[Collected data entries]
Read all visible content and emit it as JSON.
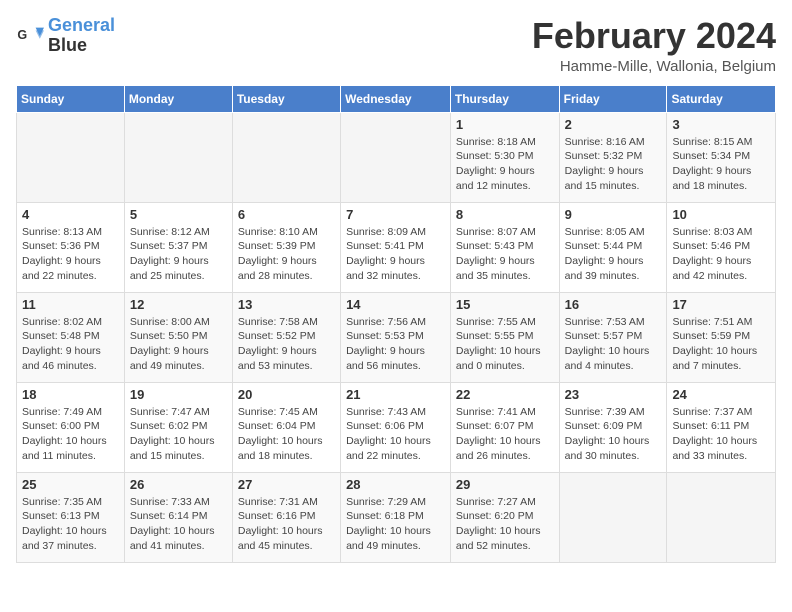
{
  "logo": {
    "line1": "General",
    "line2": "Blue"
  },
  "title": "February 2024",
  "subtitle": "Hamme-Mille, Wallonia, Belgium",
  "days_of_week": [
    "Sunday",
    "Monday",
    "Tuesday",
    "Wednesday",
    "Thursday",
    "Friday",
    "Saturday"
  ],
  "weeks": [
    [
      {
        "day": "",
        "info": ""
      },
      {
        "day": "",
        "info": ""
      },
      {
        "day": "",
        "info": ""
      },
      {
        "day": "",
        "info": ""
      },
      {
        "day": "1",
        "info": "Sunrise: 8:18 AM\nSunset: 5:30 PM\nDaylight: 9 hours\nand 12 minutes."
      },
      {
        "day": "2",
        "info": "Sunrise: 8:16 AM\nSunset: 5:32 PM\nDaylight: 9 hours\nand 15 minutes."
      },
      {
        "day": "3",
        "info": "Sunrise: 8:15 AM\nSunset: 5:34 PM\nDaylight: 9 hours\nand 18 minutes."
      }
    ],
    [
      {
        "day": "4",
        "info": "Sunrise: 8:13 AM\nSunset: 5:36 PM\nDaylight: 9 hours\nand 22 minutes."
      },
      {
        "day": "5",
        "info": "Sunrise: 8:12 AM\nSunset: 5:37 PM\nDaylight: 9 hours\nand 25 minutes."
      },
      {
        "day": "6",
        "info": "Sunrise: 8:10 AM\nSunset: 5:39 PM\nDaylight: 9 hours\nand 28 minutes."
      },
      {
        "day": "7",
        "info": "Sunrise: 8:09 AM\nSunset: 5:41 PM\nDaylight: 9 hours\nand 32 minutes."
      },
      {
        "day": "8",
        "info": "Sunrise: 8:07 AM\nSunset: 5:43 PM\nDaylight: 9 hours\nand 35 minutes."
      },
      {
        "day": "9",
        "info": "Sunrise: 8:05 AM\nSunset: 5:44 PM\nDaylight: 9 hours\nand 39 minutes."
      },
      {
        "day": "10",
        "info": "Sunrise: 8:03 AM\nSunset: 5:46 PM\nDaylight: 9 hours\nand 42 minutes."
      }
    ],
    [
      {
        "day": "11",
        "info": "Sunrise: 8:02 AM\nSunset: 5:48 PM\nDaylight: 9 hours\nand 46 minutes."
      },
      {
        "day": "12",
        "info": "Sunrise: 8:00 AM\nSunset: 5:50 PM\nDaylight: 9 hours\nand 49 minutes."
      },
      {
        "day": "13",
        "info": "Sunrise: 7:58 AM\nSunset: 5:52 PM\nDaylight: 9 hours\nand 53 minutes."
      },
      {
        "day": "14",
        "info": "Sunrise: 7:56 AM\nSunset: 5:53 PM\nDaylight: 9 hours\nand 56 minutes."
      },
      {
        "day": "15",
        "info": "Sunrise: 7:55 AM\nSunset: 5:55 PM\nDaylight: 10 hours\nand 0 minutes."
      },
      {
        "day": "16",
        "info": "Sunrise: 7:53 AM\nSunset: 5:57 PM\nDaylight: 10 hours\nand 4 minutes."
      },
      {
        "day": "17",
        "info": "Sunrise: 7:51 AM\nSunset: 5:59 PM\nDaylight: 10 hours\nand 7 minutes."
      }
    ],
    [
      {
        "day": "18",
        "info": "Sunrise: 7:49 AM\nSunset: 6:00 PM\nDaylight: 10 hours\nand 11 minutes."
      },
      {
        "day": "19",
        "info": "Sunrise: 7:47 AM\nSunset: 6:02 PM\nDaylight: 10 hours\nand 15 minutes."
      },
      {
        "day": "20",
        "info": "Sunrise: 7:45 AM\nSunset: 6:04 PM\nDaylight: 10 hours\nand 18 minutes."
      },
      {
        "day": "21",
        "info": "Sunrise: 7:43 AM\nSunset: 6:06 PM\nDaylight: 10 hours\nand 22 minutes."
      },
      {
        "day": "22",
        "info": "Sunrise: 7:41 AM\nSunset: 6:07 PM\nDaylight: 10 hours\nand 26 minutes."
      },
      {
        "day": "23",
        "info": "Sunrise: 7:39 AM\nSunset: 6:09 PM\nDaylight: 10 hours\nand 30 minutes."
      },
      {
        "day": "24",
        "info": "Sunrise: 7:37 AM\nSunset: 6:11 PM\nDaylight: 10 hours\nand 33 minutes."
      }
    ],
    [
      {
        "day": "25",
        "info": "Sunrise: 7:35 AM\nSunset: 6:13 PM\nDaylight: 10 hours\nand 37 minutes."
      },
      {
        "day": "26",
        "info": "Sunrise: 7:33 AM\nSunset: 6:14 PM\nDaylight: 10 hours\nand 41 minutes."
      },
      {
        "day": "27",
        "info": "Sunrise: 7:31 AM\nSunset: 6:16 PM\nDaylight: 10 hours\nand 45 minutes."
      },
      {
        "day": "28",
        "info": "Sunrise: 7:29 AM\nSunset: 6:18 PM\nDaylight: 10 hours\nand 49 minutes."
      },
      {
        "day": "29",
        "info": "Sunrise: 7:27 AM\nSunset: 6:20 PM\nDaylight: 10 hours\nand 52 minutes."
      },
      {
        "day": "",
        "info": ""
      },
      {
        "day": "",
        "info": ""
      }
    ]
  ]
}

**WHAT IS EXPECTED**: Write every record out again exactly; no pictures belong in the copy.

**SOLUTION TO THIS EXERCISE**:
Read all visible content and emit it as JSON.
{
  "logo": {
    "line1": "General",
    "line2": "Blue"
  },
  "title": "February 2024",
  "subtitle": "Hamme-Mille, Wallonia, Belgium",
  "days_of_week": [
    "Sunday",
    "Monday",
    "Tuesday",
    "Wednesday",
    "Thursday",
    "Friday",
    "Saturday"
  ],
  "weeks": [
    [
      {
        "day": "",
        "info": ""
      },
      {
        "day": "",
        "info": ""
      },
      {
        "day": "",
        "info": ""
      },
      {
        "day": "",
        "info": ""
      },
      {
        "day": "1",
        "info": "Sunrise: 8:18 AM\nSunset: 5:30 PM\nDaylight: 9 hours\nand 12 minutes."
      },
      {
        "day": "2",
        "info": "Sunrise: 8:16 AM\nSunset: 5:32 PM\nDaylight: 9 hours\nand 15 minutes."
      },
      {
        "day": "3",
        "info": "Sunrise: 8:15 AM\nSunset: 5:34 PM\nDaylight: 9 hours\nand 18 minutes."
      }
    ],
    [
      {
        "day": "4",
        "info": "Sunrise: 8:13 AM\nSunset: 5:36 PM\nDaylight: 9 hours\nand 22 minutes."
      },
      {
        "day": "5",
        "info": "Sunrise: 8:12 AM\nSunset: 5:37 PM\nDaylight: 9 hours\nand 25 minutes."
      },
      {
        "day": "6",
        "info": "Sunrise: 8:10 AM\nSunset: 5:39 PM\nDaylight: 9 hours\nand 28 minutes."
      },
      {
        "day": "7",
        "info": "Sunrise: 8:09 AM\nSunset: 5:41 PM\nDaylight: 9 hours\nand 32 minutes."
      },
      {
        "day": "8",
        "info": "Sunrise: 8:07 AM\nSunset: 5:43 PM\nDaylight: 9 hours\nand 35 minutes."
      },
      {
        "day": "9",
        "info": "Sunrise: 8:05 AM\nSunset: 5:44 PM\nDaylight: 9 hours\nand 39 minutes."
      },
      {
        "day": "10",
        "info": "Sunrise: 8:03 AM\nSunset: 5:46 PM\nDaylight: 9 hours\nand 42 minutes."
      }
    ],
    [
      {
        "day": "11",
        "info": "Sunrise: 8:02 AM\nSunset: 5:48 PM\nDaylight: 9 hours\nand 46 minutes."
      },
      {
        "day": "12",
        "info": "Sunrise: 8:00 AM\nSunset: 5:50 PM\nDaylight: 9 hours\nand 49 minutes."
      },
      {
        "day": "13",
        "info": "Sunrise: 7:58 AM\nSunset: 5:52 PM\nDaylight: 9 hours\nand 53 minutes."
      },
      {
        "day": "14",
        "info": "Sunrise: 7:56 AM\nSunset: 5:53 PM\nDaylight: 9 hours\nand 56 minutes."
      },
      {
        "day": "15",
        "info": "Sunrise: 7:55 AM\nSunset: 5:55 PM\nDaylight: 10 hours\nand 0 minutes."
      },
      {
        "day": "16",
        "info": "Sunrise: 7:53 AM\nSunset: 5:57 PM\nDaylight: 10 hours\nand 4 minutes."
      },
      {
        "day": "17",
        "info": "Sunrise: 7:51 AM\nSunset: 5:59 PM\nDaylight: 10 hours\nand 7 minutes."
      }
    ],
    [
      {
        "day": "18",
        "info": "Sunrise: 7:49 AM\nSunset: 6:00 PM\nDaylight: 10 hours\nand 11 minutes."
      },
      {
        "day": "19",
        "info": "Sunrise: 7:47 AM\nSunset: 6:02 PM\nDaylight: 10 hours\nand 15 minutes."
      },
      {
        "day": "20",
        "info": "Sunrise: 7:45 AM\nSunset: 6:04 PM\nDaylight: 10 hours\nand 18 minutes."
      },
      {
        "day": "21",
        "info": "Sunrise: 7:43 AM\nSunset: 6:06 PM\nDaylight: 10 hours\nand 22 minutes."
      },
      {
        "day": "22",
        "info": "Sunrise: 7:41 AM\nSunset: 6:07 PM\nDaylight: 10 hours\nand 26 minutes."
      },
      {
        "day": "23",
        "info": "Sunrise: 7:39 AM\nSunset: 6:09 PM\nDaylight: 10 hours\nand 30 minutes."
      },
      {
        "day": "24",
        "info": "Sunrise: 7:37 AM\nSunset: 6:11 PM\nDaylight: 10 hours\nand 33 minutes."
      }
    ],
    [
      {
        "day": "25",
        "info": "Sunrise: 7:35 AM\nSunset: 6:13 PM\nDaylight: 10 hours\nand 37 minutes."
      },
      {
        "day": "26",
        "info": "Sunrise: 7:33 AM\nSunset: 6:14 PM\nDaylight: 10 hours\nand 41 minutes."
      },
      {
        "day": "27",
        "info": "Sunrise: 7:31 AM\nSunset: 6:16 PM\nDaylight: 10 hours\nand 45 minutes."
      },
      {
        "day": "28",
        "info": "Sunrise: 7:29 AM\nSunset: 6:18 PM\nDaylight: 10 hours\nand 49 minutes."
      },
      {
        "day": "29",
        "info": "Sunrise: 7:27 AM\nSunset: 6:20 PM\nDaylight: 10 hours\nand 52 minutes."
      },
      {
        "day": "",
        "info": ""
      },
      {
        "day": "",
        "info": ""
      }
    ]
  ]
}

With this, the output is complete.